Records showing where elements appear:
#####

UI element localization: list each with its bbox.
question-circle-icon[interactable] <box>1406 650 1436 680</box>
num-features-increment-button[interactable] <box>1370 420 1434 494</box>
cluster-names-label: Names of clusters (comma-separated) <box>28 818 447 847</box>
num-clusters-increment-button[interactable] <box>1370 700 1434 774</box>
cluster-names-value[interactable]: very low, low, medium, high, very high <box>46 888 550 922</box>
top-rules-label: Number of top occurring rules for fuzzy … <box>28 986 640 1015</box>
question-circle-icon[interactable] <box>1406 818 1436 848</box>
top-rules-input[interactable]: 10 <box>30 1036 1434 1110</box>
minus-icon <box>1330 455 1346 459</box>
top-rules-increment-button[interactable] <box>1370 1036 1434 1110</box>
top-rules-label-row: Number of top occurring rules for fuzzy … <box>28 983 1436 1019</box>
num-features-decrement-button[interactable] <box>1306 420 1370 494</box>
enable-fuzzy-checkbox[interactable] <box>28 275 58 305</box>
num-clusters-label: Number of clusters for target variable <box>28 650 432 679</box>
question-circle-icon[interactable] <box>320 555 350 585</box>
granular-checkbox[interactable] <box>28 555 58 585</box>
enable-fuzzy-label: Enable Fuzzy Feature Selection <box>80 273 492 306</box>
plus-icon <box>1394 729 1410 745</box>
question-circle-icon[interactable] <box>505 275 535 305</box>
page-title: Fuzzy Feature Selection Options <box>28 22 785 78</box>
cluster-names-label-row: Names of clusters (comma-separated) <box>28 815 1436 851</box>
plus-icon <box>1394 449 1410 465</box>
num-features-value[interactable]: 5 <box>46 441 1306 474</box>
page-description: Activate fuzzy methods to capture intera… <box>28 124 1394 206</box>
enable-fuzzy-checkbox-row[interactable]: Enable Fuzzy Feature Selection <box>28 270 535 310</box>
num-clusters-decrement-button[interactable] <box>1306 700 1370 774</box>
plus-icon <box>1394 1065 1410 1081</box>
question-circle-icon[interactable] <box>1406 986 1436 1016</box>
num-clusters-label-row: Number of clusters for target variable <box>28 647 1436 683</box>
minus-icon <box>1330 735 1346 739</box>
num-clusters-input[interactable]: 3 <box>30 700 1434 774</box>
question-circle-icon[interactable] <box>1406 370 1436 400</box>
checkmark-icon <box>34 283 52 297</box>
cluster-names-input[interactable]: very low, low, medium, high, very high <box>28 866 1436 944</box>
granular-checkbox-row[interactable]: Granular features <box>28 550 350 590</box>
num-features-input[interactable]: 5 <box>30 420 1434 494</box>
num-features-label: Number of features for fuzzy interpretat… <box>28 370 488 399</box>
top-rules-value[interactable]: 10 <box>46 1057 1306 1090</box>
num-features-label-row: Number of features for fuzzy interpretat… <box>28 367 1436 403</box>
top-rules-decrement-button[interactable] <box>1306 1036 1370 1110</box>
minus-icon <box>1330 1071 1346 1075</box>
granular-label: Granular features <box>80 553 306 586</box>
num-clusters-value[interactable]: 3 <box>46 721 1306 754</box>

#####

Written exercise:
Rewrite all the records above, changing every "Granular features" to "Detailed features" and leaving everything else unchanged.

The answer:
UI element localization: list each with its bbox.
question-circle-icon[interactable] <box>1406 650 1436 680</box>
num-features-increment-button[interactable] <box>1370 420 1434 494</box>
cluster-names-label: Names of clusters (comma-separated) <box>28 818 447 847</box>
num-clusters-increment-button[interactable] <box>1370 700 1434 774</box>
cluster-names-value[interactable]: very low, low, medium, high, very high <box>46 888 550 922</box>
top-rules-label: Number of top occurring rules for fuzzy … <box>28 986 640 1015</box>
question-circle-icon[interactable] <box>1406 818 1436 848</box>
top-rules-input[interactable]: 10 <box>30 1036 1434 1110</box>
minus-icon <box>1330 455 1346 459</box>
top-rules-increment-button[interactable] <box>1370 1036 1434 1110</box>
top-rules-label-row: Number of top occurring rules for fuzzy … <box>28 983 1436 1019</box>
num-features-decrement-button[interactable] <box>1306 420 1370 494</box>
enable-fuzzy-checkbox[interactable] <box>28 275 58 305</box>
num-clusters-label: Number of clusters for target variable <box>28 650 432 679</box>
question-circle-icon[interactable] <box>320 555 350 585</box>
granular-checkbox[interactable] <box>28 555 58 585</box>
enable-fuzzy-label: Enable Fuzzy Feature Selection <box>80 273 492 306</box>
plus-icon <box>1394 729 1410 745</box>
question-circle-icon[interactable] <box>505 275 535 305</box>
page-title: Fuzzy Feature Selection Options <box>28 22 785 78</box>
cluster-names-label-row: Names of clusters (comma-separated) <box>28 815 1436 851</box>
plus-icon <box>1394 449 1410 465</box>
num-features-value[interactable]: 5 <box>46 441 1306 474</box>
page-description: Activate fuzzy methods to capture intera… <box>28 124 1394 206</box>
enable-fuzzy-checkbox-row[interactable]: Enable Fuzzy Feature Selection <box>28 270 535 310</box>
num-clusters-decrement-button[interactable] <box>1306 700 1370 774</box>
plus-icon <box>1394 1065 1410 1081</box>
question-circle-icon[interactable] <box>1406 986 1436 1016</box>
num-clusters-label-row: Number of clusters for target variable <box>28 647 1436 683</box>
minus-icon <box>1330 735 1346 739</box>
num-clusters-input[interactable]: 3 <box>30 700 1434 774</box>
question-circle-icon[interactable] <box>1406 370 1436 400</box>
checkmark-icon <box>34 283 52 297</box>
cluster-names-input[interactable]: very low, low, medium, high, very high <box>28 866 1436 944</box>
granular-checkbox-row[interactable]: Detailed features <box>28 550 350 590</box>
num-features-input[interactable]: 5 <box>30 420 1434 494</box>
num-features-label: Number of features for fuzzy interpretat… <box>28 370 488 399</box>
top-rules-value[interactable]: 10 <box>46 1057 1306 1090</box>
num-features-label-row: Number of features for fuzzy interpretat… <box>28 367 1436 403</box>
top-rules-decrement-button[interactable] <box>1306 1036 1370 1110</box>
minus-icon <box>1330 1071 1346 1075</box>
granular-label: Detailed features <box>80 553 306 586</box>
num-clusters-value[interactable]: 3 <box>46 721 1306 754</box>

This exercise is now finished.